C’est pourquoi le premier temps de l’accompagnement consiste souvent à poser des mots justes sur ce qui s’est passé — non pour revivre, mais pour comprendre que votre réaction était normale face à une situation anormale. Cette compréhension, à elle seule, commence déjà à desserrer l’étau.

Pourquoi l’hypnose ericksonienne pour ce type de traumatisme

L’hypnose ericksonienne est une approche qui convient particulièrement à l’accompagnement des personnes victimes de violences sexuelles. Contrairement à certaines thérapies qui demandent de mettre des mots sur l’événement, elle travaille autrement : par le corps, les images, les symboles. Autrement dit, elle permet de toucher la blessure sans la nommer si la personne n’y est pas prête.
──────────────────────────────
Reprenez sous forme de liste le paragraphe de l’extrait du document ci-dessus qui commence par « L’hypnose ericksonienne est une approche », en conservant ses faits principaux.
──────────────────────────────
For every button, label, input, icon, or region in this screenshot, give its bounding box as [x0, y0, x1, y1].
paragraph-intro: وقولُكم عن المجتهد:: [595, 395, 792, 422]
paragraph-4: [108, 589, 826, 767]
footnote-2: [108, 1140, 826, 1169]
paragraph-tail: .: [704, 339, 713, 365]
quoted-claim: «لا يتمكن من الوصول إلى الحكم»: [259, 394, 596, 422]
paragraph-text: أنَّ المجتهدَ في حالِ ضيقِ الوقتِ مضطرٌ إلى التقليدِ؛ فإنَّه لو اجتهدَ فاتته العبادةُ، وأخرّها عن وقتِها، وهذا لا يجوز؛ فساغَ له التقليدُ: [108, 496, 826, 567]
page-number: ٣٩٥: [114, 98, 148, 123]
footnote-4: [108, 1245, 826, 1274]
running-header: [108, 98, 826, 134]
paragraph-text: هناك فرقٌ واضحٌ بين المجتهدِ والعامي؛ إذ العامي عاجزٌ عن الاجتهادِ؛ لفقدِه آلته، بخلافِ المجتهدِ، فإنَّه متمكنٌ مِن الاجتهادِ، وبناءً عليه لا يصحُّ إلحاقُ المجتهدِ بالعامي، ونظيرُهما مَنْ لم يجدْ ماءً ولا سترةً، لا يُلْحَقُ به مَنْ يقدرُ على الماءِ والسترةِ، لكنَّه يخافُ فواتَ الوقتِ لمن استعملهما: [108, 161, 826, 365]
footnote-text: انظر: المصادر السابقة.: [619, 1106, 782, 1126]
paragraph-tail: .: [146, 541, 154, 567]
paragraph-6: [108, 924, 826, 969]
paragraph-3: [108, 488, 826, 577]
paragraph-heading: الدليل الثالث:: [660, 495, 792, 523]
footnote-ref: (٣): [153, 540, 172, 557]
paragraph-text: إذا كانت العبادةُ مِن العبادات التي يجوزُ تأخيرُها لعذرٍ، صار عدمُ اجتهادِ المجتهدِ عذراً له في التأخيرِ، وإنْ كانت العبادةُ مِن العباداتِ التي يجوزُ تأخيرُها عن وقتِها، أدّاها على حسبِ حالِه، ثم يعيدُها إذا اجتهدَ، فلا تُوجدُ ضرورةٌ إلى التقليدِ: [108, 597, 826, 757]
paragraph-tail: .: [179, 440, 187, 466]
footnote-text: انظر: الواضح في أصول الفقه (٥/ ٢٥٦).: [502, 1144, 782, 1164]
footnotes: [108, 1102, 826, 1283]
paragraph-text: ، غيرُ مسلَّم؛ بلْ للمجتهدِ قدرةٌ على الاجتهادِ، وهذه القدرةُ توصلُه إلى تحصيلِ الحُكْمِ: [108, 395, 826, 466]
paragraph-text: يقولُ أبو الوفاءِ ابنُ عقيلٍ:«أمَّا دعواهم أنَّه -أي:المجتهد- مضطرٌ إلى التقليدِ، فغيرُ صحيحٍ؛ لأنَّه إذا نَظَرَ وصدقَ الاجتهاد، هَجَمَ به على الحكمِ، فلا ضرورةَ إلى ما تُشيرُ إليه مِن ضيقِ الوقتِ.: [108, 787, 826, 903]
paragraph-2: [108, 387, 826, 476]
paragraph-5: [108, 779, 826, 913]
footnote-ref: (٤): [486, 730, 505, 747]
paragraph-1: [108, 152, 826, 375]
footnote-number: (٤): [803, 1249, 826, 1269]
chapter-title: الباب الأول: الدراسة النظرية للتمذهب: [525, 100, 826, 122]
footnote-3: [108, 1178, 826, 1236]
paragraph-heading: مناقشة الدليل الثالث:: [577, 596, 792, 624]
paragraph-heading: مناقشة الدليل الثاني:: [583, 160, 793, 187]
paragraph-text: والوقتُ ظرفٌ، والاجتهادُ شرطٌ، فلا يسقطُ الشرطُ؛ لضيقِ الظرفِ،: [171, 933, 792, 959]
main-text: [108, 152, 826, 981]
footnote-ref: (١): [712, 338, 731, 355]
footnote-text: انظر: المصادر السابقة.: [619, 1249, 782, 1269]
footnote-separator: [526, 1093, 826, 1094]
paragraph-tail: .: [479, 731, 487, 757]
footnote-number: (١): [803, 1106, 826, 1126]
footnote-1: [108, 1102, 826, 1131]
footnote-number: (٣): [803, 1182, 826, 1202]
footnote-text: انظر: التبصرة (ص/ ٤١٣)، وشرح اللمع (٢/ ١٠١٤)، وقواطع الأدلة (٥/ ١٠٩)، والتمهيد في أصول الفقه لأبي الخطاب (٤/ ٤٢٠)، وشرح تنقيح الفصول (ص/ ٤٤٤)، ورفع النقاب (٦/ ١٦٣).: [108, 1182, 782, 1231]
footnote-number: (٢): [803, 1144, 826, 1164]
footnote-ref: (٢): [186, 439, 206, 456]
──────────────────────────────
RÉSULTAT DE LA TÂCHE:
- L’hypnose ericksonienne convient particulièrement à l’accompagnement des victimes de violences sexuelles.
- Certaines thérapies demandent de mettre des mots sur l’événement. Elle passe au contraire par le corps, les images et les symboles.
- Elle permet de toucher la blessure sans la nommer si la personne n’y est pas prête.